> **Given request**:
Each of the entries should be retyped precisely as it appears.

> **Provided records**:
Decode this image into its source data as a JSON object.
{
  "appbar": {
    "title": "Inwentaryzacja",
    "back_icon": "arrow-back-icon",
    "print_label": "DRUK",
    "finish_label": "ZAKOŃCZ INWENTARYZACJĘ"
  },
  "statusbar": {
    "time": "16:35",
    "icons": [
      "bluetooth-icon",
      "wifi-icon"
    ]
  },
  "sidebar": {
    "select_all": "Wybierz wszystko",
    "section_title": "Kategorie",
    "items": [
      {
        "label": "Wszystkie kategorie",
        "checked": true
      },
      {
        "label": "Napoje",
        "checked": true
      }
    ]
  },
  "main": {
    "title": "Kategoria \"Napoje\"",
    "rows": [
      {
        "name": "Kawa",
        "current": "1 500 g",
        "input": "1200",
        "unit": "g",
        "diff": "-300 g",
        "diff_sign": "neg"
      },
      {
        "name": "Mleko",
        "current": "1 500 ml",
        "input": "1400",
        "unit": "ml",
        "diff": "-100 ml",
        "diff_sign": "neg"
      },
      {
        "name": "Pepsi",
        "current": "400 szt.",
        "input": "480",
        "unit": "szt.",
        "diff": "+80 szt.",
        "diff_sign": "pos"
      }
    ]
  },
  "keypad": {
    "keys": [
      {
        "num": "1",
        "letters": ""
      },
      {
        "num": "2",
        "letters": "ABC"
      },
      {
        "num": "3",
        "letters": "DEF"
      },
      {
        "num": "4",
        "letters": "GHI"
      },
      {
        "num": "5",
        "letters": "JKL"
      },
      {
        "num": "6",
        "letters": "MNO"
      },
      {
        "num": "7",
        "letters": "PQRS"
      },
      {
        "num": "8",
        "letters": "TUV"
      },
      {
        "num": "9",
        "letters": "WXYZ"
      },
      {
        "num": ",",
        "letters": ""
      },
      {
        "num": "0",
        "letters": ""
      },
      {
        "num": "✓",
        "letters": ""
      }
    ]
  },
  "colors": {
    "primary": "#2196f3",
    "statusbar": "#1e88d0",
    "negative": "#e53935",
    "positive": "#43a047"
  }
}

> **Solution to this task**:
Decode this image into its source data as a JSON object.
{
  "appbar": {
    "title": "Inwentaryzacja",
    "back_icon": "arrow-back-icon",
    "print_label": "DRUK",
    "finish_label": "ZAKOŃCZ INWENTARYZACJĘ"
  },
  "statusbar": {
    "time": "16:35",
    "icons": [
      "bluetooth-icon",
      "wifi-icon"
    ]
  },
  "sidebar": {
    "select_all": "Wybierz wszystko",
    "section_title": "Kategorie",
    "items": [
      {
        "label": "Wszystkie kategorie",
        "checked": true
      },
      {
        "label": "Napoje",
        "checked": true
      }
    ]
  },
  "main": {
    "title": "Kategoria \"Napoje\"",
    "rows": [
      {
        "name": "Kawa",
        "current": "1 500 g",
        "input": "1200",
        "unit": "g",
        "diff": "-300 g",
        "diff_sign": "neg"
      },
      {
        "name": "Mleko",
        "current": "1 500 ml",
        "input": "1400",
        "unit": "ml",
        "diff": "-100 ml",
        "diff_sign": "neg"
      },
      {
        "name": "Pepsi",
        "current": "400 szt.",
        "input": "480",
        "unit": "szt.",
        "diff": "+80 szt.",
        "diff_sign": "pos"
      }
    ]
  },
  "keypad": {
    "keys": [
      {
        "num": "1",
        "letters": ""
      },
      {
        "num": "2",
        "letters": "ABC"
      },
      {
        "num": "3",
        "letters": "DEF"
      },
      {
        "num": "4",
        "letters": "GHI"
      },
      {
        "num": "5",
        "letters": "JKL"
      },
      {
        "num": "6",
        "letters": "MNO"
      },
      {
        "num": "7",
        "letters": "PQRS"
      },
      {
        "num": "8",
        "letters": "TUV"
      },
      {
        "num": "9",
        "letters": "WXYZ"
      },
      {
        "num": ",",
        "letters": ""
      },
      {
        "num": "0",
        "letters": ""
      },
      {
        "num": "✓",
        "letters": ""
      }
    ]
  },
  "colors": {
    "primary": "#2196f3",
    "statusbar": "#1e88d0",
    "negative": "#e53935",
    "positive": "#43a047"
  }
}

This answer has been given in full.